**Consegne**.
A – Elenca tutti i calciatori citati per nome nel testo sulle maglie del Milan, nell'ordine in cui compaiono.
B – Restituisci il passo del testo sulle maglie del Milan compreso tra "Quella a strisce" e "un bel vedere.", estremi inclusi.

**Testo di riferimento**.
------------------------

E se il Milan avesse deciso di indossarla anche contro l’Atletico a Madrid? Sarebbe stata una retrocessione morale.
Quella a strisce ricorda Crespo e Maldini che festeggiano i propri gol, Kakà che segna un rigore con la faccia da martire, e poi il resto è meglio scordarselo. La terza maglia oro, che debutta proprio stasera, mi ricorda Abate, il giocatore a cui sta peggio: il re della fascia in tempo di crisi, il cui unico pregio è essere biondo naturale, con la maglia d’oro sembra un formaggino Belpaese mezzo scartato, e già quando gioca non è un bel vedere.

Non avendo la sicurezza di poter disporre gli uomini giusti al posto giusto, senza obiettivi o indicazioni per il futuro (passare ai quarti garantirebbe otto milioni, ma nel calcio che ci fai con otto milioni?) il pensiero positivo e la ceretta brasiliana di Mexes sono le uniche certezze che abbiamo.
Dato che: ‘Ci crediamo’, ha senso indossare pure la sacra maglia di San Culo Vergine? Potrebbe essere una bestemmia. Comprometterebbe il significato. Potrebbe bastare accontentarsi della faccia di Cafù su quella di Seedorf e dei mantra.
Con il rischio di dovermi ricredere, di dover ritrattare, anzi, con la speranza di doverlo fare, penso che inneggiare troppo al culo possa portar male. Il rischio è che ce lo facciano, e allora meglio evitare di avere la maglia bianca, nel caso questo accada. Fatti i debiti scongiuri, ça va sans dire.

------------------------

**Dati registrati**.
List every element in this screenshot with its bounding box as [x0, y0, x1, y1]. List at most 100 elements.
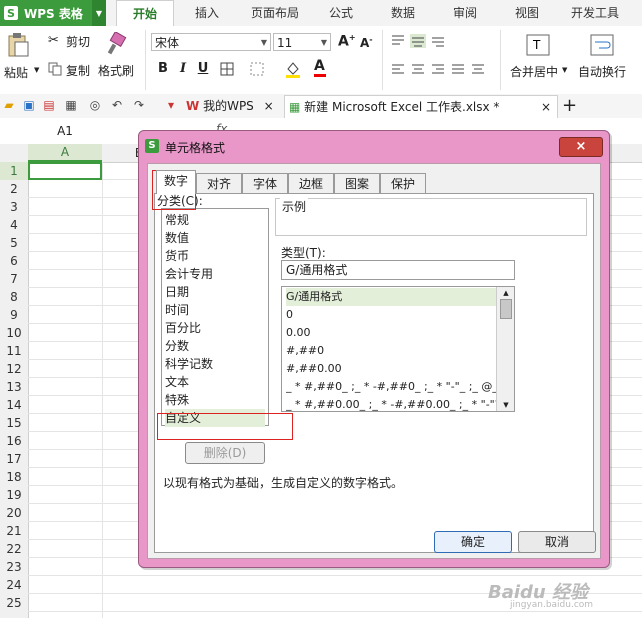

------------------------

**Soluzioni**.
A – Crespo, Maldini, Kakà, Abate, Mexes, Cafù, Seedorf

B –
Quella a strisce ricorda Crespo e Maldini che festeggiano i propri gol, Kakà che segna un rigore con la faccia da martire, e poi il resto è meglio scordarselo. La terza maglia oro, che debutta proprio stasera, mi ricorda Abate, il giocatore a cui sta peggio: il re della fascia in tempo di crisi, il cui unico pregio è essere biondo naturale, con la maglia d’oro sembra un formaggino Belpaese mezzo scartato, e già quando gioca non è un bel vedere.